▶ **Stated problem**: Restate the material word for word and leave out anything that is a picture.

Stored data:
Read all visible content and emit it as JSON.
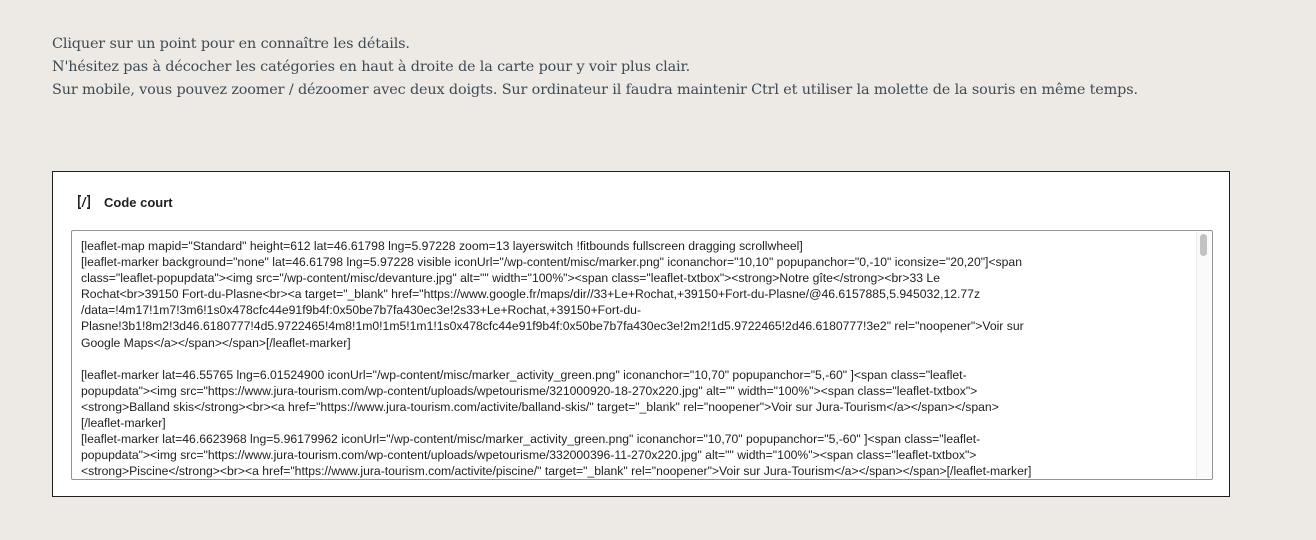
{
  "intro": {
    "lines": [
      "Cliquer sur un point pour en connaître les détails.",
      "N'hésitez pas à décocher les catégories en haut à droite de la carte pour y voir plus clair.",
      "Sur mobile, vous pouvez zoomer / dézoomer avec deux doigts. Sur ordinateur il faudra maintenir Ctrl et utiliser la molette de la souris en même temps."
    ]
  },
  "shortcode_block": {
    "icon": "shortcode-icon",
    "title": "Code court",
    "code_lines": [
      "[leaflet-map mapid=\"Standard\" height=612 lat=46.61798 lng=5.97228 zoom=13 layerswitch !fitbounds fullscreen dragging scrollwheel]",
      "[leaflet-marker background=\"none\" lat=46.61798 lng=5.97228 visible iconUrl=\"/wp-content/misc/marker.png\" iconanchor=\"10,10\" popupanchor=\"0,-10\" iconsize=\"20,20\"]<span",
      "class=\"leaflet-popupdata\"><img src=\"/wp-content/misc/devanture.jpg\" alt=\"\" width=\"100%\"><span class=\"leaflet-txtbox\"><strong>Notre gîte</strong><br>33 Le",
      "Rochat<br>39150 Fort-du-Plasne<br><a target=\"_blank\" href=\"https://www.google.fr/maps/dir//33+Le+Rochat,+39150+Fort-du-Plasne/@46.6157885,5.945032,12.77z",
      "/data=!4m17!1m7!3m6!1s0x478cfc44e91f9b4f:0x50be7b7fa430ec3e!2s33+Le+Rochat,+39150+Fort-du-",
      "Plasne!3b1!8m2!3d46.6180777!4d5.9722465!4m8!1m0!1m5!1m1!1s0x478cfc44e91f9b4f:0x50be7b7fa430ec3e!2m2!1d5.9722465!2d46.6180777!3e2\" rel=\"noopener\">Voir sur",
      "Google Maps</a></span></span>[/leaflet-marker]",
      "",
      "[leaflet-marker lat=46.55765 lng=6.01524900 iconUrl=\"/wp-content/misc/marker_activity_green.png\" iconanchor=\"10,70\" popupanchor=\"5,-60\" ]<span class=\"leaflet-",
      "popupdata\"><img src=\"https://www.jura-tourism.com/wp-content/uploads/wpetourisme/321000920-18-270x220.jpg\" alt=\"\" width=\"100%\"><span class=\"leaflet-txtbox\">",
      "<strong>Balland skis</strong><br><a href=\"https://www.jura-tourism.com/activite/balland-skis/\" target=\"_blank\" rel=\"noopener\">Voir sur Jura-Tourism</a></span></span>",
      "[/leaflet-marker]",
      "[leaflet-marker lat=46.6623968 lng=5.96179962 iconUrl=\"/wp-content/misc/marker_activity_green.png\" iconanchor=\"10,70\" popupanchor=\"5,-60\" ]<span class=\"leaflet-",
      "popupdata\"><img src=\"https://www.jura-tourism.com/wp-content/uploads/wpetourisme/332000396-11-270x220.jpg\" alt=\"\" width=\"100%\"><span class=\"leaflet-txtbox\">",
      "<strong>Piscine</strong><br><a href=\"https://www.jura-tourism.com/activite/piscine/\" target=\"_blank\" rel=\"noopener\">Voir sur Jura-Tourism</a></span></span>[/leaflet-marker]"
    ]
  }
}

▶ **Reply**:
Read all visible content and emit it as JSON.
{
  "intro": {
    "lines": [
      "Cliquer sur un point pour en connaître les détails.",
      "N'hésitez pas à décocher les catégories en haut à droite de la carte pour y voir plus clair.",
      "Sur mobile, vous pouvez zoomer / dézoomer avec deux doigts. Sur ordinateur il faudra maintenir Ctrl et utiliser la molette de la souris en même temps."
    ]
  },
  "shortcode_block": {
    "icon": "shortcode-icon",
    "title": "Code court",
    "code_lines": [
      "[leaflet-map mapid=\"Standard\" height=612 lat=46.61798 lng=5.97228 zoom=13 layerswitch !fitbounds fullscreen dragging scrollwheel]",
      "[leaflet-marker background=\"none\" lat=46.61798 lng=5.97228 visible iconUrl=\"/wp-content/misc/marker.png\" iconanchor=\"10,10\" popupanchor=\"0,-10\" iconsize=\"20,20\"]<span",
      "class=\"leaflet-popupdata\"><img src=\"/wp-content/misc/devanture.jpg\" alt=\"\" width=\"100%\"><span class=\"leaflet-txtbox\"><strong>Notre gîte</strong><br>33 Le",
      "Rochat<br>39150 Fort-du-Plasne<br><a target=\"_blank\" href=\"https://www.google.fr/maps/dir//33+Le+Rochat,+39150+Fort-du-Plasne/@46.6157885,5.945032,12.77z",
      "/data=!4m17!1m7!3m6!1s0x478cfc44e91f9b4f:0x50be7b7fa430ec3e!2s33+Le+Rochat,+39150+Fort-du-",
      "Plasne!3b1!8m2!3d46.6180777!4d5.9722465!4m8!1m0!1m5!1m1!1s0x478cfc44e91f9b4f:0x50be7b7fa430ec3e!2m2!1d5.9722465!2d46.6180777!3e2\" rel=\"noopener\">Voir sur",
      "Google Maps</a></span></span>[/leaflet-marker]",
      "",
      "[leaflet-marker lat=46.55765 lng=6.01524900 iconUrl=\"/wp-content/misc/marker_activity_green.png\" iconanchor=\"10,70\" popupanchor=\"5,-60\" ]<span class=\"leaflet-",
      "popupdata\"><img src=\"https://www.jura-tourism.com/wp-content/uploads/wpetourisme/321000920-18-270x220.jpg\" alt=\"\" width=\"100%\"><span class=\"leaflet-txtbox\">",
      "<strong>Balland skis</strong><br><a href=\"https://www.jura-tourism.com/activite/balland-skis/\" target=\"_blank\" rel=\"noopener\">Voir sur Jura-Tourism</a></span></span>",
      "[/leaflet-marker]",
      "[leaflet-marker lat=46.6623968 lng=5.96179962 iconUrl=\"/wp-content/misc/marker_activity_green.png\" iconanchor=\"10,70\" popupanchor=\"5,-60\" ]<span class=\"leaflet-",
      "popupdata\"><img src=\"https://www.jura-tourism.com/wp-content/uploads/wpetourisme/332000396-11-270x220.jpg\" alt=\"\" width=\"100%\"><span class=\"leaflet-txtbox\">",
      "<strong>Piscine</strong><br><a href=\"https://www.jura-tourism.com/activite/piscine/\" target=\"_blank\" rel=\"noopener\">Voir sur Jura-Tourism</a></span></span>[/leaflet-marker]"
    ]
  }
}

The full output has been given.